───── Extracted information
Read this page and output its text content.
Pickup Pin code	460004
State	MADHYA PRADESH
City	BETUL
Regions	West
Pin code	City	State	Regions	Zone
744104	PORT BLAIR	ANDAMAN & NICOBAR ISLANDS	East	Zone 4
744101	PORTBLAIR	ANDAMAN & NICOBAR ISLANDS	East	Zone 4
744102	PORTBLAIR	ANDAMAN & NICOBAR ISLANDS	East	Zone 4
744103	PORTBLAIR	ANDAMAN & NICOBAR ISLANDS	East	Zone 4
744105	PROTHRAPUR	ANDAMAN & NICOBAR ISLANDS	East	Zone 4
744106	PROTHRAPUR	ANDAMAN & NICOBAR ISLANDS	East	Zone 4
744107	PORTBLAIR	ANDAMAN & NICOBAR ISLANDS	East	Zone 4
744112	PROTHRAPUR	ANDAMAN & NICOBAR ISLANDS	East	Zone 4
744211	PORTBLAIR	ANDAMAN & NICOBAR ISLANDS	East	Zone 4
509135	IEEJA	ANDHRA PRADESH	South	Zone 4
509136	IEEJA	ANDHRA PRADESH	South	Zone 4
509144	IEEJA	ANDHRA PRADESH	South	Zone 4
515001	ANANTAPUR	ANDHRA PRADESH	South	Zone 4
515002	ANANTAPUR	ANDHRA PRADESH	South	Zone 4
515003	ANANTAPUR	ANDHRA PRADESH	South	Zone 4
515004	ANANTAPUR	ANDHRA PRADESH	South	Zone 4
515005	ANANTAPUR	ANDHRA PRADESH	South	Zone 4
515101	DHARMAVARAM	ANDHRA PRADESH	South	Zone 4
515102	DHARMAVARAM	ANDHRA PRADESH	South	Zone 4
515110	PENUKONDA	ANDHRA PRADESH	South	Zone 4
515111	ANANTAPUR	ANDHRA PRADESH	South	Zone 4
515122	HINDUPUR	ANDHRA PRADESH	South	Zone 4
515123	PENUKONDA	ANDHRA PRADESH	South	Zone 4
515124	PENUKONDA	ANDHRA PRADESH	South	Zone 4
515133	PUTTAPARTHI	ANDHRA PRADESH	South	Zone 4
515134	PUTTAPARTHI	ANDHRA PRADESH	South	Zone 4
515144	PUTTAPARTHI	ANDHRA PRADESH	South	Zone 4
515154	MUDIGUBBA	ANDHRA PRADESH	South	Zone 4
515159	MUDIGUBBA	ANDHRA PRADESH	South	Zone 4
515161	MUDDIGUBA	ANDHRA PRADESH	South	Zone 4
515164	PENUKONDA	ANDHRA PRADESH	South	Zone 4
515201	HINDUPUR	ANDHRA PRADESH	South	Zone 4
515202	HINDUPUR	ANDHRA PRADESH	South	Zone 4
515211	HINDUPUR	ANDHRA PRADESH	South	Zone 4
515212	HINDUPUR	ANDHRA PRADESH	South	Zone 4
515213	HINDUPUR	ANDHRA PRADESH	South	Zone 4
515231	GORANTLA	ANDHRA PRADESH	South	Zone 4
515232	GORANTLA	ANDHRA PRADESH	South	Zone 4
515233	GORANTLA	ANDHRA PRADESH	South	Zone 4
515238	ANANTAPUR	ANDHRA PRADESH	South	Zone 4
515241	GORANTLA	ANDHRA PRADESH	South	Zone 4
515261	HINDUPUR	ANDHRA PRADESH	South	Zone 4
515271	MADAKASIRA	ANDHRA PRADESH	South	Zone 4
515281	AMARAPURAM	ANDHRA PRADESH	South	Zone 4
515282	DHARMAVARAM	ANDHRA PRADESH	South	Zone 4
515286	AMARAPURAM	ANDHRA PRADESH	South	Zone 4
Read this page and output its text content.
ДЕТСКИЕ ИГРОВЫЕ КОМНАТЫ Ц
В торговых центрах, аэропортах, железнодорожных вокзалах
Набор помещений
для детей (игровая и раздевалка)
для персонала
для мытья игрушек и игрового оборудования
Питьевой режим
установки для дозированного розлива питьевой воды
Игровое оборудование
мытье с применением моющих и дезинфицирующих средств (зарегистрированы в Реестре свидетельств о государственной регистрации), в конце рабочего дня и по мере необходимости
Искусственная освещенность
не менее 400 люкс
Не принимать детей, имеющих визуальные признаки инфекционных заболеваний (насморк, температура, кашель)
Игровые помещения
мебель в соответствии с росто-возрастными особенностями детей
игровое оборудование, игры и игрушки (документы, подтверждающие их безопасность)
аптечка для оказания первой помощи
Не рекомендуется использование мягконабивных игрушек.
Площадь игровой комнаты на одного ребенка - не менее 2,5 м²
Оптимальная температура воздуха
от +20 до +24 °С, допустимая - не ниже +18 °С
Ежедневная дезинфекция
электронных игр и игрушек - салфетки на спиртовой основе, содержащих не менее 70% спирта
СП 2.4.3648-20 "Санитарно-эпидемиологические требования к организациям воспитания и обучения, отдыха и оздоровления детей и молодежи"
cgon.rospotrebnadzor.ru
──────────
Work instructions
Please quote every record above exactly as it appears.

Written reply
Read this page and output its text content.
Pickup Pin code	460004
State	MADHYA PRADESH
City	BETUL
Regions	West
Pin code	City	State	Regions	Zone
744104	PORT BLAIR	ANDAMAN & NICOBAR ISLANDS	East	Zone 4
744101	PORTBLAIR	ANDAMAN & NICOBAR ISLANDS	East	Zone 4
744102	PORTBLAIR	ANDAMAN & NICOBAR ISLANDS	East	Zone 4
744103	PORTBLAIR	ANDAMAN & NICOBAR ISLANDS	East	Zone 4
744105	PROTHRAPUR	ANDAMAN & NICOBAR ISLANDS	East	Zone 4
744106	PROTHRAPUR	ANDAMAN & NICOBAR ISLANDS	East	Zone 4
744107	PORTBLAIR	ANDAMAN & NICOBAR ISLANDS	East	Zone 4
744112	PROTHRAPUR	ANDAMAN & NICOBAR ISLANDS	East	Zone 4
744211	PORTBLAIR	ANDAMAN & NICOBAR ISLANDS	East	Zone 4
509135	IEEJA	ANDHRA PRADESH	South	Zone 4
509136	IEEJA	ANDHRA PRADESH	South	Zone 4
509144	IEEJA	ANDHRA PRADESH	South	Zone 4
515001	ANANTAPUR	ANDHRA PRADESH	South	Zone 4
515002	ANANTAPUR	ANDHRA PRADESH	South	Zone 4
515003	ANANTAPUR	ANDHRA PRADESH	South	Zone 4
515004	ANANTAPUR	ANDHRA PRADESH	South	Zone 4
515005	ANANTAPUR	ANDHRA PRADESH	South	Zone 4
515101	DHARMAVARAM	ANDHRA PRADESH	South	Zone 4
515102	DHARMAVARAM	ANDHRA PRADESH	South	Zone 4
515110	PENUKONDA	ANDHRA PRADESH	South	Zone 4
515111	ANANTAPUR	ANDHRA PRADESH	South	Zone 4
515122	HINDUPUR	ANDHRA PRADESH	South	Zone 4
515123	PENUKONDA	ANDHRA PRADESH	South	Zone 4
515124	PENUKONDA	ANDHRA PRADESH	South	Zone 4
515133	PUTTAPARTHI	ANDHRA PRADESH	South	Zone 4
515134	PUTTAPARTHI	ANDHRA PRADESH	South	Zone 4
515144	PUTTAPARTHI	ANDHRA PRADESH	South	Zone 4
515154	MUDIGUBBA	ANDHRA PRADESH	South	Zone 4
515159	MUDIGUBBA	ANDHRA PRADESH	South	Zone 4
515161	MUDDIGUBA	ANDHRA PRADESH	South	Zone 4
515164	PENUKONDA	ANDHRA PRADESH	South	Zone 4
515201	HINDUPUR	ANDHRA PRADESH	South	Zone 4
515202	HINDUPUR	ANDHRA PRADESH	South	Zone 4
515211	HINDUPUR	ANDHRA PRADESH	South	Zone 4
515212	HINDUPUR	ANDHRA PRADESH	South	Zone 4
515213	HINDUPUR	ANDHRA PRADESH	South	Zone 4
515231	GORANTLA	ANDHRA PRADESH	South	Zone 4
515232	GORANTLA	ANDHRA PRADESH	South	Zone 4
515233	GORANTLA	ANDHRA PRADESH	South	Zone 4
515238	ANANTAPUR	ANDHRA PRADESH	South	Zone 4
515241	GORANTLA	ANDHRA PRADESH	South	Zone 4
515261	HINDUPUR	ANDHRA PRADESH	South	Zone 4
515271	MADAKASIRA	ANDHRA PRADESH	South	Zone 4
515281	AMARAPURAM	ANDHRA PRADESH	South	Zone 4
515282	DHARMAVARAM	ANDHRA PRADESH	South	Zone 4
515286	AMARAPURAM	ANDHRA PRADESH	South	Zone 4
Read this page and output its text content.
ДЕТСКИЕ ИГРОВЫЕ КОМНАТЫ Ц
В торговых центрах, аэропортах, железнодорожных вокзалах
Набор помещений
для детей (игровая и раздевалка)
для персонала
для мытья игрушек и игрового оборудования
Питьевой режим
установки для дозированного розлива питьевой воды
Игровое оборудование
мытье с применением моющих и дезинфицирующих средств (зарегистрированы в Реестре свидетельств о государственной регистрации), в конце рабочего дня и по мере необходимости
Искусственная освещенность
не менее 400 люкс
Не принимать детей, имеющих визуальные признаки инфекционных заболеваний (насморк, температура, кашель)
Игровые помещения
мебель в соответствии с росто-возрастными особенностями детей
игровое оборудование, игры и игрушки (документы, подтверждающие их безопасность)
аптечка для оказания первой помощи
Не рекомендуется использование мягконабивных игрушек.
Площадь игровой комнаты на одного ребенка - не менее 2,5 м²
Оптимальная температура воздуха
от +20 до +24 °С, допустимая - не ниже +18 °С
Ежедневная дезинфекция
электронных игр и игрушек - салфетки на спиртовой основе, содержащих не менее 70% спирта
СП 2.4.3648-20 "Санитарно-эпидемиологические требования к организациям воспитания и обучения, отдыха и оздоровления детей и молодежи"
cgon.rospotrebnadzor.ru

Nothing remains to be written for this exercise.